**TASK**. Only the number is wanted: tally the lines below that contain the word "color".

>> begin RECORDS FOR THE TASK

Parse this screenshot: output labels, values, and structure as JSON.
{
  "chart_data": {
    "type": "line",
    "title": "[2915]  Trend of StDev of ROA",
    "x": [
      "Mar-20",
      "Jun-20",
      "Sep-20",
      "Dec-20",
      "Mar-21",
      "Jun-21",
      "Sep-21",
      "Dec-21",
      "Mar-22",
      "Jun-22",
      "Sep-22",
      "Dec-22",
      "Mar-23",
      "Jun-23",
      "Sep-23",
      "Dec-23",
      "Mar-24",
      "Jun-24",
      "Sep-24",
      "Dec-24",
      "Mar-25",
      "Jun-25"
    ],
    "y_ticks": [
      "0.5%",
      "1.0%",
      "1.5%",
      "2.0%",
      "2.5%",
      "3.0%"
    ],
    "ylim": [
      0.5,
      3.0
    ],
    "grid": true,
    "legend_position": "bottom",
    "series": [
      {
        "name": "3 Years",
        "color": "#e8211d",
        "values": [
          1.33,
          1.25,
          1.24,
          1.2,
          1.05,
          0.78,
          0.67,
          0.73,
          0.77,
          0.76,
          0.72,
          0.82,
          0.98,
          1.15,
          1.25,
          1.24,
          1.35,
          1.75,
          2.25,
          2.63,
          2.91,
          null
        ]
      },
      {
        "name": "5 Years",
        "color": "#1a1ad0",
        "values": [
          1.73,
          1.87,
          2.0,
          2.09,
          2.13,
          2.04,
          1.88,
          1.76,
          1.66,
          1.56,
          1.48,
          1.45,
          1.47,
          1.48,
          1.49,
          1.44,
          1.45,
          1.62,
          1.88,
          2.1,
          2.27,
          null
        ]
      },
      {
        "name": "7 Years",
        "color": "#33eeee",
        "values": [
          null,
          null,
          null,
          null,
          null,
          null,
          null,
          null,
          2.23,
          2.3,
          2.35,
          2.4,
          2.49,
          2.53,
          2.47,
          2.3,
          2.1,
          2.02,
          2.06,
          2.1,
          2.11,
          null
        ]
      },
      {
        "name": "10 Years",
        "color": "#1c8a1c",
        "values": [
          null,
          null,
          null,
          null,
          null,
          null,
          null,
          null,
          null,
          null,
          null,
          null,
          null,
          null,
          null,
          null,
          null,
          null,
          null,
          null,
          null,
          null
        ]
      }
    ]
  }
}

>> end RECORDS FOR THE TASK

**EXERCISE ANSWER**. 4